TASK DIRECTIONS:
Format the entries as a JSON list of strings, one string per line with blank lines omitted, beginning at the first line and stopping after the line that contains "question-21-line-2: 液中加入一定量的稀HCl，反应的化学方程式是：NaHCO₃ +".

Records from a collection:
╭──

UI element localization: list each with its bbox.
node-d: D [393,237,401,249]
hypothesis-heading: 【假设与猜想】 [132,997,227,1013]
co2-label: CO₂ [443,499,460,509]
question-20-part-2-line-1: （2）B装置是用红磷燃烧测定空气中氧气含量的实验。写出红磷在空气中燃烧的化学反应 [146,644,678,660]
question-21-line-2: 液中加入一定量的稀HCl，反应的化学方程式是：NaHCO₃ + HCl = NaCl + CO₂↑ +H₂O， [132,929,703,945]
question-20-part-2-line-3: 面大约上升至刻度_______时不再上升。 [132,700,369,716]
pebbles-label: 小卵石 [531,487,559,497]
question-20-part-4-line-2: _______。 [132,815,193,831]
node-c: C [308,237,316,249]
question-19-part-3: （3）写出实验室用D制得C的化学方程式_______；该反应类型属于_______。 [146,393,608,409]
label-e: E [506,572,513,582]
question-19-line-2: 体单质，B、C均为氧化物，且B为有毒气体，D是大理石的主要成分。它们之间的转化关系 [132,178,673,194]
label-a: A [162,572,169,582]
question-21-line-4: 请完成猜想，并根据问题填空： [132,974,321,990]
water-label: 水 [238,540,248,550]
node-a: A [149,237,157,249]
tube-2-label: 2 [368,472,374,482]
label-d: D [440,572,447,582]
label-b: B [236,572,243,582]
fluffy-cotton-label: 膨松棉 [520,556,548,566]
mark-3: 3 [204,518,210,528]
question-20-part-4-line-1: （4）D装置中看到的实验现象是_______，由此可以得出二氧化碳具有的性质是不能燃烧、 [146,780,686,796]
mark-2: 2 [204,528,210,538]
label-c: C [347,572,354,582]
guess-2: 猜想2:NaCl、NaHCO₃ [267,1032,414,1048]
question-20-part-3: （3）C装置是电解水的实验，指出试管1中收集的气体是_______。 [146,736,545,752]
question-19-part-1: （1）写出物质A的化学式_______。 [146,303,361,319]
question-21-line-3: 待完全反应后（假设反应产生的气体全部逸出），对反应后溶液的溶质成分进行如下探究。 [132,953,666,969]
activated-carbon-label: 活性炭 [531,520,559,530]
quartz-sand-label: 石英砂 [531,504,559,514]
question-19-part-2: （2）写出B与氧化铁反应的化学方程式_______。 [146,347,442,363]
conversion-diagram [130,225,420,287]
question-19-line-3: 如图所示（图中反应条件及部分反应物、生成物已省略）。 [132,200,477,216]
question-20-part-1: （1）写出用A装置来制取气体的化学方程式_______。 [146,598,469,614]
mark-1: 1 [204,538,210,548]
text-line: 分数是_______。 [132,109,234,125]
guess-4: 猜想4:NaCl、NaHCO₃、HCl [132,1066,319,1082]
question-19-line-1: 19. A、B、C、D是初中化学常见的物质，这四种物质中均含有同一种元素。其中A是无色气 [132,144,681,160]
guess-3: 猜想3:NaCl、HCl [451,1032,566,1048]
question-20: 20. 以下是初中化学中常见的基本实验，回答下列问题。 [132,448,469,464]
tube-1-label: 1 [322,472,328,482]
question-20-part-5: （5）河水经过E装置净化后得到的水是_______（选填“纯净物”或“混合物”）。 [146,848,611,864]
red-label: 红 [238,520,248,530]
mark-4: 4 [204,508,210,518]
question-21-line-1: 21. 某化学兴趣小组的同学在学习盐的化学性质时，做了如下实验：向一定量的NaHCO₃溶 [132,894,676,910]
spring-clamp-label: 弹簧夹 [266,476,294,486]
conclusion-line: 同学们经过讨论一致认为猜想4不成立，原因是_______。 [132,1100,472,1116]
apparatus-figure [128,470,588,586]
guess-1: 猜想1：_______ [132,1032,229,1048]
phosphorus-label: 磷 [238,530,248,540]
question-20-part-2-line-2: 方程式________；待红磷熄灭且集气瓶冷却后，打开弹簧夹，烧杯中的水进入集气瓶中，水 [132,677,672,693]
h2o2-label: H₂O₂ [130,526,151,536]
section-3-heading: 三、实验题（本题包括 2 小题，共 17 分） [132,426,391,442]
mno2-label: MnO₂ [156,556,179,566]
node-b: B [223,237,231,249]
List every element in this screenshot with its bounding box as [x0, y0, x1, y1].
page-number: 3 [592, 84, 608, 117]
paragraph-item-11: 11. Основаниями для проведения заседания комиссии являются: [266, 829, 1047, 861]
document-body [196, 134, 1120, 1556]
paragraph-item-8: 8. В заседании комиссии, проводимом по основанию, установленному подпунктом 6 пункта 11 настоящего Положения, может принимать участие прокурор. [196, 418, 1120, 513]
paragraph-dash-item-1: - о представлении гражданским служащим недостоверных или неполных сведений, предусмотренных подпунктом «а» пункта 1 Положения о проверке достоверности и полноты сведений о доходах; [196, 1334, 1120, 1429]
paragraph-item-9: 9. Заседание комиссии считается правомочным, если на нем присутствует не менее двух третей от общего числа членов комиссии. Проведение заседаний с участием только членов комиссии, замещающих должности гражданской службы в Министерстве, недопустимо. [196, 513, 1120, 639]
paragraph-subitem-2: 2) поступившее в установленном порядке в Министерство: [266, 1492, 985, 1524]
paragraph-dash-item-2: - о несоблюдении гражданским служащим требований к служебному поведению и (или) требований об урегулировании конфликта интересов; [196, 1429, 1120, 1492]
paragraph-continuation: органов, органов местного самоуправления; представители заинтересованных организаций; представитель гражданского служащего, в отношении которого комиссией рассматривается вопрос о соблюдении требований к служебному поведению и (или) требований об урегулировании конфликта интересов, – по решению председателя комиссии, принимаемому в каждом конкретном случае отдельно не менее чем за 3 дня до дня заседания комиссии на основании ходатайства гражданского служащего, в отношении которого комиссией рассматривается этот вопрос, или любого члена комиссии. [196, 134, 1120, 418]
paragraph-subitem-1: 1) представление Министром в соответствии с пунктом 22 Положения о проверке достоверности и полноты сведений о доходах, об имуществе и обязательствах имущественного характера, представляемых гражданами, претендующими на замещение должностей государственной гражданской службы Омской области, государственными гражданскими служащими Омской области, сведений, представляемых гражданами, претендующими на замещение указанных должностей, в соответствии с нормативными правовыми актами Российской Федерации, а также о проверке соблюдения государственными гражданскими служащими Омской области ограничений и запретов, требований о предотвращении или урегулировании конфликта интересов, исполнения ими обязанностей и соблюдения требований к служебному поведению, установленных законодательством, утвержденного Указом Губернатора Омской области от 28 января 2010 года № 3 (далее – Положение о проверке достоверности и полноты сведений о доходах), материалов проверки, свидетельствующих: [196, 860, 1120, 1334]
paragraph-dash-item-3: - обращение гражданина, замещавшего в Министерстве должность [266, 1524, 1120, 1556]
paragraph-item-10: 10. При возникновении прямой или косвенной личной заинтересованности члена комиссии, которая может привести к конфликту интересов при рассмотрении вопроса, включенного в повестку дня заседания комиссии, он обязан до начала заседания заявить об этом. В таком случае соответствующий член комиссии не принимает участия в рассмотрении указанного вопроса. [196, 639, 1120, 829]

╰──

OUTPUT FOR THIS EXERCISE:
[
  "UI element localization: list each with its bbox.",
  "node-d: D [393,237,401,249]",
  "hypothesis-heading: 【假设与猜想】 [132,997,227,1013]",
  "co2-label: CO₂ [443,499,460,509]",
  "question-20-part-2-line-1: （2）B装置是用红磷燃烧测定空气中氧气含量的实验。写出红磷在空气中燃烧的化学反应 [146,644,678,660]",
  "question-21-line-2: 液中加入一定量的稀HCl，反应的化学方程式是：NaHCO₃ + HCl = NaCl + CO₂↑ +H₂O， [132,929,703,945]"
]